» The exercise
Copy every record word for word.

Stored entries
::::::::::

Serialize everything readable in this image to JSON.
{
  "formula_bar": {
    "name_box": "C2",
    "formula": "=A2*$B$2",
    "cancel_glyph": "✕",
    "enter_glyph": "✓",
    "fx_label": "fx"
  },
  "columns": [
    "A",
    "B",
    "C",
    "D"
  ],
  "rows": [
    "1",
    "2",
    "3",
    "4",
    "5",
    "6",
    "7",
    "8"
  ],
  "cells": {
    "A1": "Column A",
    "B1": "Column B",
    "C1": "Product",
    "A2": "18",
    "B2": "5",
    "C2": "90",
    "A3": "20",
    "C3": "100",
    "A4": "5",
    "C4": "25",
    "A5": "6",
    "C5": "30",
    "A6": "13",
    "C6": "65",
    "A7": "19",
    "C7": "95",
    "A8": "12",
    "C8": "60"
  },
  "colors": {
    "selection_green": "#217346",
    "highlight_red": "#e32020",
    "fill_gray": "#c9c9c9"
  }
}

::::::::::

» Problem solution
Serialize everything readable in this image to JSON.
{
  "formula_bar": {
    "name_box": "C2",
    "formula": "=A2*$B$2",
    "cancel_glyph": "✕",
    "enter_glyph": "✓",
    "fx_label": "fx"
  },
  "columns": [
    "A",
    "B",
    "C",
    "D"
  ],
  "rows": [
    "1",
    "2",
    "3",
    "4",
    "5",
    "6",
    "7",
    "8"
  ],
  "cells": {
    "A1": "Column A",
    "B1": "Column B",
    "C1": "Product",
    "A2": "18",
    "B2": "5",
    "C2": "90",
    "A3": "20",
    "C3": "100",
    "A4": "5",
    "C4": "25",
    "A5": "6",
    "C5": "30",
    "A6": "13",
    "C6": "65",
    "A7": "19",
    "C7": "95",
    "A8": "12",
    "C8": "60"
  },
  "colors": {
    "selection_green": "#217346",
    "highlight_red": "#e32020",
    "fill_gray": "#c9c9c9"
  }
}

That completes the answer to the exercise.